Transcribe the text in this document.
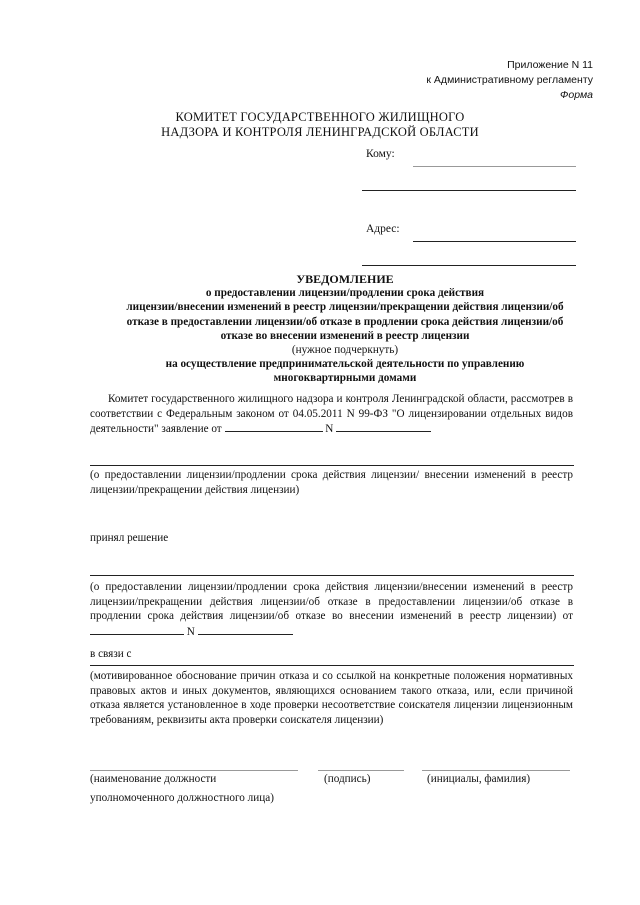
Приложение N 11
к Административному регламенту
Форма
КОМИТЕТ ГОСУДАРСТВЕННОГО ЖИЛИЩНОГО
НАДЗОРА И КОНТРОЛЯ ЛЕНИНГРАДСКОЙ ОБЛАСТИ
Кому:
Адрес:
УВЕДОМЛЕНИЕ
о предоставлении лицензии/продлении срока действия
лицензии/внесении изменений в реестр лицензии/прекращении действия лицензии/об
отказе в предоставлении лицензии/об отказе в продлении срока действия лицензии/об
отказе во внесении изменений в реестр лицензии
(нужное подчеркнуть)
на осуществление предпринимательской деятельности по управлению
многоквартирными домами
Комитет государственного жилищного надзора и контроля Ленинградской области, рассмотрев в соответствии с Федеральным законом от 04.05.2011 N 99-ФЗ "О лицензировании отдельных видов деятельности" заявление от	N
(о предоставлении лицензии/продлении срока действия лицензии/ внесении изменений в реестр лицензии/прекращении действия лицензии)
принял решение
(о предоставлении лицензии/продлении срока действия лицензии/внесении изменений в реестр лицензии/прекращении действия лицензии/об отказе в предоставлении лицензии/об отказе в продлении срока действия лицензии/об отказе во внесении изменений в реестр лицензии) от  N
в связи с
(мотивированное обоснование причин отказа и со ссылкой на конкретные положения нормативных правовых актов и иных документов, являющихся основанием такого отказа, или, если причиной отказа является установленное в ходе проверки несоответствие соискателя лицензии лицензионным требованиям, реквизиты акта проверки соискателя лицензии)
(наименование должности
уполномоченного должностного лица)
(подпись)	(инициалы, фамилия)
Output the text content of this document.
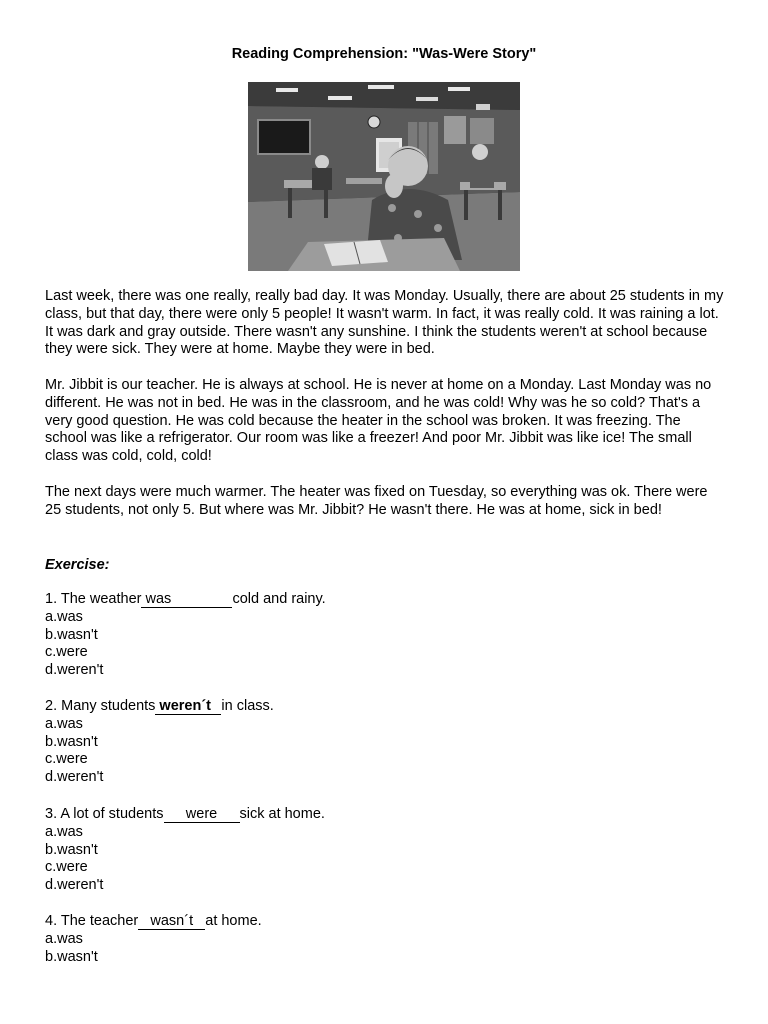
Reading Comprehension: "Was-Were Story"

Last week, there was one really, really bad day. It was Monday. Usually, there are about 25 students in my class, but that day, there were only 5 people! It wasn't warm. In fact, it was really cold. It was raining a lot. It was dark and gray outside. There wasn't any sunshine. I think the students weren't at school because they were sick. They were at home. Maybe they were in bed.

Mr. Jibbit is our teacher. He is always at school. He is never at home on a Monday. Last Monday was no different. He was not in bed. He was in the classroom, and he was cold! Why was he so cold? That's a very good question. He was cold because the heater in the school was broken. It was freezing. The school was like a refrigerator. Our room was like a freezer! And poor Mr. Jibbit was like ice! The small class was cold, cold, cold!

The next days were much warmer. The heater was fixed on Tuesday, so everything was ok. There were 25 students, not only 5. But where was Mr. Jibbit? He wasn't there. He was at home, sick in bed!

Exercise:
1. The weather was	cold and rainy.
a.was
b.wasn't
c.were
d.weren't
2. Many students weren´t in class.
a.was
b.wasn't
c.were
d.weren't
3. A lot of students were sick at home.
a.was
b.wasn't
c.were
d.weren't
4. The teacher wasn´t at home.
a.was
b.wasn't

····················

→ Directions for this task
Without the pictures, restate each entry exactly.

→ Exercise response
Transcribe the text in this document.
Приложение N 11
к Административному регламенту
Форма
КОМИТЕТ ГОСУДАРСТВЕННОГО ЖИЛИЩНОГО
НАДЗОРА И КОНТРОЛЯ ЛЕНИНГРАДСКОЙ ОБЛАСТИ
Кому:
Адрес:
УВЕДОМЛЕНИЕ
о предоставлении лицензии/продлении срока действия
лицензии/внесении изменений в реестр лицензии/прекращении действия лицензии/об
отказе в предоставлении лицензии/об отказе в продлении срока действия лицензии/об
отказе во внесении изменений в реестр лицензии
(нужное подчеркнуть)
на осуществление предпринимательской деятельности по управлению
многоквартирными домами
Комитет государственного жилищного надзора и контроля Ленинградской области, рассмотрев в соответствии с Федеральным законом от 04.05.2011 N 99-ФЗ "О лицензировании отдельных видов деятельности" заявление от	N
(о предоставлении лицензии/продлении срока действия лицензии/ внесении изменений в реестр лицензии/прекращении действия лицензии)
принял решение
(о предоставлении лицензии/продлении срока действия лицензии/внесении изменений в реестр лицензии/прекращении действия лицензии/об отказе в предоставлении лицензии/об отказе в продлении срока действия лицензии/об отказе во внесении изменений в реестр лицензии) от  N
в связи с
(мотивированное обоснование причин отказа и со ссылкой на конкретные положения нормативных правовых актов и иных документов, являющихся основанием такого отказа, или, если причиной отказа является установленное в ходе проверки несоответствие соискателя лицензии лицензионным требованиям, реквизиты акта проверки соискателя лицензии)
(наименование должности
уполномоченного должностного лица)
(подпись)	(инициалы, фамилия)
Output the text content of this document.
Reading Comprehension: "Was-Were Story"

Last week, there was one really, really bad day. It was Monday. Usually, there are about 25 students in my class, but that day, there were only 5 people! It wasn't warm. In fact, it was really cold. It was raining a lot. It was dark and gray outside. There wasn't any sunshine. I think the students weren't at school because they were sick. They were at home. Maybe they were in bed.

Mr. Jibbit is our teacher. He is always at school. He is never at home on a Monday. Last Monday was no different. He was not in bed. He was in the classroom, and he was cold! Why was he so cold? That's a very good question. He was cold because the heater in the school was broken. It was freezing. The school was like a refrigerator. Our room was like a freezer! And poor Mr. Jibbit was like ice! The small class was cold, cold, cold!

The next days were much warmer. The heater was fixed on Tuesday, so everything was ok. There were 25 students, not only 5. But where was Mr. Jibbit? He wasn't there. He was at home, sick in bed!

Exercise:
1. The weather was	cold and rainy.
a.was
b.wasn't
c.were
d.weren't
2. Many students weren´t in class.
a.was
b.wasn't
c.were
d.weren't
3. A lot of students were sick at home.
a.was
b.wasn't
c.were
d.weren't
4. The teacher wasn´t at home.
a.was
b.wasn't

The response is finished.